(Records from a collection of figures)
+++

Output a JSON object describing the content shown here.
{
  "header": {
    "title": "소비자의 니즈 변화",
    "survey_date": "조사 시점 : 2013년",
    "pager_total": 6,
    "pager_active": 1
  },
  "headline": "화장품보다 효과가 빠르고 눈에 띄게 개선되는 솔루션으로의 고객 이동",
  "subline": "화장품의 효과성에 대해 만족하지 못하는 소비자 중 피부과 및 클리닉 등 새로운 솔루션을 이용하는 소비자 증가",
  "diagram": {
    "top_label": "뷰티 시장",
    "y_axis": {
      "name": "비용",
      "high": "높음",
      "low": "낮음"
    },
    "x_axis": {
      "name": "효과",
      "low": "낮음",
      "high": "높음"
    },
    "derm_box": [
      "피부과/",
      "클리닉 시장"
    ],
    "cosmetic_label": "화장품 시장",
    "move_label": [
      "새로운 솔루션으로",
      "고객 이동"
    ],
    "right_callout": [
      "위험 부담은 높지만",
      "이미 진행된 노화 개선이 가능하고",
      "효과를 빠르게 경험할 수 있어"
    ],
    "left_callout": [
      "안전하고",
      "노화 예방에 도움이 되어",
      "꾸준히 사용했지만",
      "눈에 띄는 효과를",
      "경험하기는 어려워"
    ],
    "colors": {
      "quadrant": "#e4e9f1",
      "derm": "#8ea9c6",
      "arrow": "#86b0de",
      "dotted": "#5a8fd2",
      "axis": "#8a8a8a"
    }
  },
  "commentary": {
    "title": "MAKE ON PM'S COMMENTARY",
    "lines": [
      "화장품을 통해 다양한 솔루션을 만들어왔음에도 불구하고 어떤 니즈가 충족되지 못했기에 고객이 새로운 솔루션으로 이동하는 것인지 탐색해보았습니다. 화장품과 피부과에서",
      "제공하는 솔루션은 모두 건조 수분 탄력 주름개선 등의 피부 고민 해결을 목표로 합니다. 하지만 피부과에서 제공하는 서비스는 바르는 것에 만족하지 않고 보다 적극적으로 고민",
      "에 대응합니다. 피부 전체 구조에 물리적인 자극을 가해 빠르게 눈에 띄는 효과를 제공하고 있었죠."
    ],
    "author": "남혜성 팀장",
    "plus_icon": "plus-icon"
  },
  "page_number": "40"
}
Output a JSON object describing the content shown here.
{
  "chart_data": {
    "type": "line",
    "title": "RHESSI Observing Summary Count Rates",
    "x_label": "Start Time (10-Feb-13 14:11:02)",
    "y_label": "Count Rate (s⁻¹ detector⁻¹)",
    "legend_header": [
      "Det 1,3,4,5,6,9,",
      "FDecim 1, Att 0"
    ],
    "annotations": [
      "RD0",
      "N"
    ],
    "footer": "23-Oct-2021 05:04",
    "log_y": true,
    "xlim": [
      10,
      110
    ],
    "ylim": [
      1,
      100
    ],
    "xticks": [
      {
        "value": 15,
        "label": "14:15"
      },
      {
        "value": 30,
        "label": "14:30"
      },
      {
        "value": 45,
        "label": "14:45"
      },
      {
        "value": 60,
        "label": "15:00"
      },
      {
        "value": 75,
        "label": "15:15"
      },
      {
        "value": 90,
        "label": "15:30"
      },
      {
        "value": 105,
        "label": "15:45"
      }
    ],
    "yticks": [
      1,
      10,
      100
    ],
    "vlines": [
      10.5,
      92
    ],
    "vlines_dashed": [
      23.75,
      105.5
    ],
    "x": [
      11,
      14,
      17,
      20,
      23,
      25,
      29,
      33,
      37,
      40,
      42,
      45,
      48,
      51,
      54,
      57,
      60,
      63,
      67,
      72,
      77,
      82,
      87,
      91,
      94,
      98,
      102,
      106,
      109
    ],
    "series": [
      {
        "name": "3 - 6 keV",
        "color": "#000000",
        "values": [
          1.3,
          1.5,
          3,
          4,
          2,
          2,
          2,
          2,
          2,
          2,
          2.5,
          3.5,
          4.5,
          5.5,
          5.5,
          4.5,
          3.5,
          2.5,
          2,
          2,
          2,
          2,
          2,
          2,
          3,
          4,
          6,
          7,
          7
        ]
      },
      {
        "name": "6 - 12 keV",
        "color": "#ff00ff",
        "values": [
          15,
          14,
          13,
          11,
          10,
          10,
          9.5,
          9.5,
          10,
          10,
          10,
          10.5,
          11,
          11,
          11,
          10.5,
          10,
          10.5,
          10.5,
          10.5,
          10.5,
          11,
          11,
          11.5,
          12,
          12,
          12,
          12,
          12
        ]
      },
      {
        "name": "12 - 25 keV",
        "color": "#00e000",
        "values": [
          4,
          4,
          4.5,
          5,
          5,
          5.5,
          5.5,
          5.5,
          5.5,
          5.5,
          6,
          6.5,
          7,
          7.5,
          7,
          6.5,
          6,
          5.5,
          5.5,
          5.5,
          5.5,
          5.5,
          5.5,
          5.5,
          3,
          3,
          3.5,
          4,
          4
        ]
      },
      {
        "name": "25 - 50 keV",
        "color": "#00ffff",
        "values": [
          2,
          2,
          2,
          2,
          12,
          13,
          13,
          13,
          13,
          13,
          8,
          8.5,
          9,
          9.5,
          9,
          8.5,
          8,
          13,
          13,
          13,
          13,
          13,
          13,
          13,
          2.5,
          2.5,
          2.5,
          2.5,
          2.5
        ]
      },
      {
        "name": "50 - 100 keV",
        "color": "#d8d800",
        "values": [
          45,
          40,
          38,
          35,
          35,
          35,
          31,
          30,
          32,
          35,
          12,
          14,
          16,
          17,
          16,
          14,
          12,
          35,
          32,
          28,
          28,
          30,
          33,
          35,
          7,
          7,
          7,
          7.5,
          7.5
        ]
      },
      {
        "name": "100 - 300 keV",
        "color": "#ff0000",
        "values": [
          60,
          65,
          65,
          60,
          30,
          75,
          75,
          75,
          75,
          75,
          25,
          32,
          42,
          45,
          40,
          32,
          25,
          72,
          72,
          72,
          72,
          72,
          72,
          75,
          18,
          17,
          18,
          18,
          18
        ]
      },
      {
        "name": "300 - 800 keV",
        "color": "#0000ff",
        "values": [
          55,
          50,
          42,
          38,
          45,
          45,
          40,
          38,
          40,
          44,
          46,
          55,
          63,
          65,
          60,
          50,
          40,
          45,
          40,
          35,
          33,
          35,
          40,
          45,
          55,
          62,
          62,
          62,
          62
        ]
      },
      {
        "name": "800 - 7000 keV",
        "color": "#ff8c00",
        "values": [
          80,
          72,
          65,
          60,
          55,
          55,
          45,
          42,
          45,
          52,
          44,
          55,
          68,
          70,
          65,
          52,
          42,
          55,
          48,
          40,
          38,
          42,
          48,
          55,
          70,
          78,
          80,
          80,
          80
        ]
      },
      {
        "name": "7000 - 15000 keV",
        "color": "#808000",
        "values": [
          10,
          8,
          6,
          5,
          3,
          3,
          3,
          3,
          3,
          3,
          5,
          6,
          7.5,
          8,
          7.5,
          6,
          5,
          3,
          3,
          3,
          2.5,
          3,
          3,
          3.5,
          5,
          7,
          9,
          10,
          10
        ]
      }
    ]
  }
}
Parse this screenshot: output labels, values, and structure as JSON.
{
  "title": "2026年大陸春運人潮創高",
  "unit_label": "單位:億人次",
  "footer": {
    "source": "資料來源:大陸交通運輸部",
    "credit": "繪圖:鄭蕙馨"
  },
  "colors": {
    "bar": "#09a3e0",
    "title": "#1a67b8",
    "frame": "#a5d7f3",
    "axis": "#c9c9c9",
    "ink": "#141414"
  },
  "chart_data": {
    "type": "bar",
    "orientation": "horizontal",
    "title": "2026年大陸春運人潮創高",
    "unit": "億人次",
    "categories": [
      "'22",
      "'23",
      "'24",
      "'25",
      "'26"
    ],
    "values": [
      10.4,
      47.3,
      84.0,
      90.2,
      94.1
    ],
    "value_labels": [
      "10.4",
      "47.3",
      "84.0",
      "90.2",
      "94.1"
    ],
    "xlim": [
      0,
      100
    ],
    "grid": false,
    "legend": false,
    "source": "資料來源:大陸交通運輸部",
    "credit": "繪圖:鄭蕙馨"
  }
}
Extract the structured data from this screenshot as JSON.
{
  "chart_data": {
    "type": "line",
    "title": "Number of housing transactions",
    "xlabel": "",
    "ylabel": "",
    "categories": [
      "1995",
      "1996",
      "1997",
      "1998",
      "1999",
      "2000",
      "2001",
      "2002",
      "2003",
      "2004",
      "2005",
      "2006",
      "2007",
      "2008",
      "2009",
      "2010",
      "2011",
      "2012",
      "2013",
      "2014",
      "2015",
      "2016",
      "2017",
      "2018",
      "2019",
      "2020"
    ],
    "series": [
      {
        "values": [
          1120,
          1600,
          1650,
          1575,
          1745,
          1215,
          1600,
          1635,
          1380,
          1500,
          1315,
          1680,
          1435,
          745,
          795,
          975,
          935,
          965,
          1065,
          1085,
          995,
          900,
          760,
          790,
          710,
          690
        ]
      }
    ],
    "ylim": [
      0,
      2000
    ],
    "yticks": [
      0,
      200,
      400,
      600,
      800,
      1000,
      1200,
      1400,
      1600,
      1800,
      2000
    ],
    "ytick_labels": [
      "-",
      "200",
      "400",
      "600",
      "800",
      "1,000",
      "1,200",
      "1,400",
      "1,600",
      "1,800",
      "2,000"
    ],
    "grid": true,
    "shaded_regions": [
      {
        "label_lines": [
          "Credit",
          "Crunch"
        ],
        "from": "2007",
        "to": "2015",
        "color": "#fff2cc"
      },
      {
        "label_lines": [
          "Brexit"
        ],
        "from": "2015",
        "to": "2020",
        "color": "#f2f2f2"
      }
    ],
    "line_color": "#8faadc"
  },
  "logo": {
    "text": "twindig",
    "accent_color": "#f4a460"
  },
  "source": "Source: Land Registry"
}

+++

DIRECTION
Look through the listing and extract every line with "만족하지" in it.

WRITTEN SOLUTION
  "subline": "화장품의 효과성에 대해 만족하지 못하는 소비자 중 피부과 및 클리닉 등 새로운 솔루션을 이용하는 소비자 증가",
      "제공하는 솔루션은 모두 건조 수분 탄력 주름개선 등의 피부 고민 해결을 목표로 합니다. 하지만 피부과에서 제공하는 서비스는 바르는 것에 만족하지 않고 보다 적극적으로 고민",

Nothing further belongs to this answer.